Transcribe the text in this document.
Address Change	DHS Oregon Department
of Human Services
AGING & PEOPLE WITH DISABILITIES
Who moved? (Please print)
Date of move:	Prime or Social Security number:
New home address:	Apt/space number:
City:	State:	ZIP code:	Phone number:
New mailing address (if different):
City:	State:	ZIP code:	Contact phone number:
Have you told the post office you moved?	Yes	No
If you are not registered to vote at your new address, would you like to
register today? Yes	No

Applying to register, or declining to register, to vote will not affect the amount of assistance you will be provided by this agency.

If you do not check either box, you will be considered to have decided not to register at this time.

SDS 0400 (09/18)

---+---

Exercise objective – Each record above should be repeated exactly as it appears.

Expected answer –
Transcribe the text in this document.
Address Change	DHS Oregon Department
of Human Services
AGING & PEOPLE WITH DISABILITIES
Who moved? (Please print)
Date of move:	Prime or Social Security number:
New home address:	Apt/space number:
City:	State:	ZIP code:	Phone number:
New mailing address (if different):
City:	State:	ZIP code:	Contact phone number:
Have you told the post office you moved?	Yes	No
If you are not registered to vote at your new address, would you like to
register today? Yes	No

Applying to register, or declining to register, to vote will not affect the amount of assistance you will be provided by this agency.

If you do not check either box, you will be considered to have decided not to register at this time.

SDS 0400 (09/18)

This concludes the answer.